Task statement
Using the listing below, copy every line that mentions "fizjoterapeutów".
--- Extracted records ---
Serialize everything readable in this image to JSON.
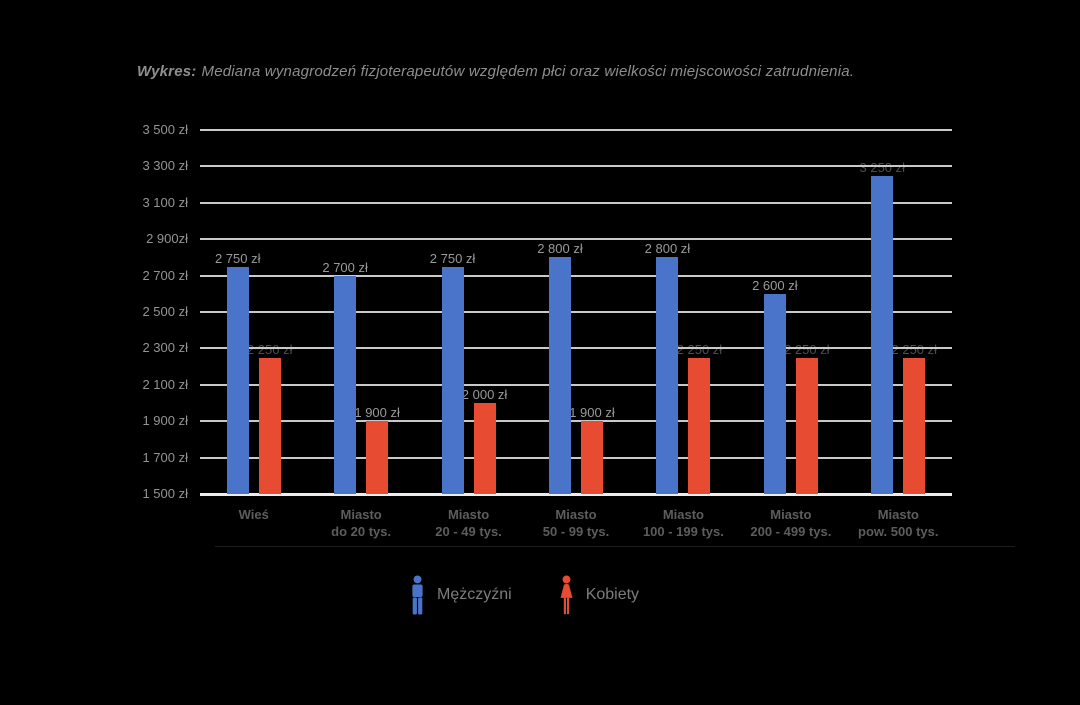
{
  "page": {
    "background": "#000000"
  },
  "title": {
    "prefix": "Wykres:",
    "text": "Mediana wynagrodzeń fizjoterapeutów względem płci oraz wielkości miejscowości zatrudnienia."
  },
  "chart_data": {
    "type": "bar",
    "title": "Mediana wynagrodzeń fizjoterapeutów względem płci oraz wielkości miejscowości zatrudnienia.",
    "categories": [
      "Wieś",
      "Miasto do 20 tys.",
      "Miasto 20 - 49 tys.",
      "Miasto 50 - 99 tys.",
      "Miasto 100 - 199 tys.",
      "Miasto 200 - 499 tys.",
      "Miasto pow. 500 tys."
    ],
    "categories_display_lines": [
      [
        "Wieś"
      ],
      [
        "Miasto",
        "do 20 tys."
      ],
      [
        "Miasto",
        "20 - 49 tys."
      ],
      [
        "Miasto",
        "50 - 99 tys."
      ],
      [
        "Miasto",
        "100 - 199 tys."
      ],
      [
        "Miasto",
        "200 - 499 tys."
      ],
      [
        "Miasto",
        "pow. 500 tys."
      ]
    ],
    "series": [
      {
        "name": "Mężczyźni",
        "color": "#4a74c9",
        "values": [
          2750,
          2700,
          2750,
          2800,
          2800,
          2600,
          3250
        ],
        "value_labels": [
          "2 750 zł",
          "2 700 zł",
          "2 750 zł",
          "2 800 zł",
          "2 800 zł",
          "2 600 zł",
          "3 250 zł"
        ]
      },
      {
        "name": "Kobiety",
        "color": "#e74b31",
        "values": [
          2250,
          1900,
          2000,
          1900,
          2250,
          2250,
          2250
        ],
        "value_labels": [
          "2 250 zł",
          "1 900 zł",
          "2 000 zł",
          "1 900 zł",
          "2 250 zł",
          "2 250 zł",
          "2 250 zł"
        ]
      }
    ],
    "y_axis": {
      "min": 1500,
      "max": 3500,
      "step": 200,
      "unit": "zł",
      "tick_labels_top_to_bottom": [
        "3 500 zł",
        "3 300 zł",
        "3 100 zł",
        "2 900zł",
        "2 700 zł",
        "2 500 zł",
        "2 300 zł",
        "2 100 zł",
        "1 900 zł",
        "1 700 zł",
        "1 500 zł"
      ]
    },
    "legend": {
      "position": "bottom",
      "items": [
        {
          "label": "Mężczyźni",
          "icon": "male-person-icon"
        },
        {
          "label": "Kobiety",
          "icon": "female-person-icon"
        }
      ]
    },
    "grid": "horizontal-only",
    "ylim": [
      1500,
      3500
    ]
  },
  "colors": {
    "background": "#000000",
    "men_bar": "#4a74c9",
    "women_bar": "#e74b31",
    "gridline": "#c9c9c9",
    "baseline": "#ededed",
    "title_text": "#8f8f8f",
    "y_tick_text": "#949494",
    "category_text": "#5d5d5d",
    "value_label_text": "#9a9a9a",
    "value_label_dim_text": "#4e4e4e",
    "legend_text": "#7d7d7d"
  }
}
---
The result
    "text": "Mediana wynagrodzeń fizjoterapeutów względem płci oraz wielkości miejscowości zatrudnienia."
    "title": "Mediana wynagrodzeń fizjoterapeutów względem płci oraz wielkości miejscowości zatrudnienia.",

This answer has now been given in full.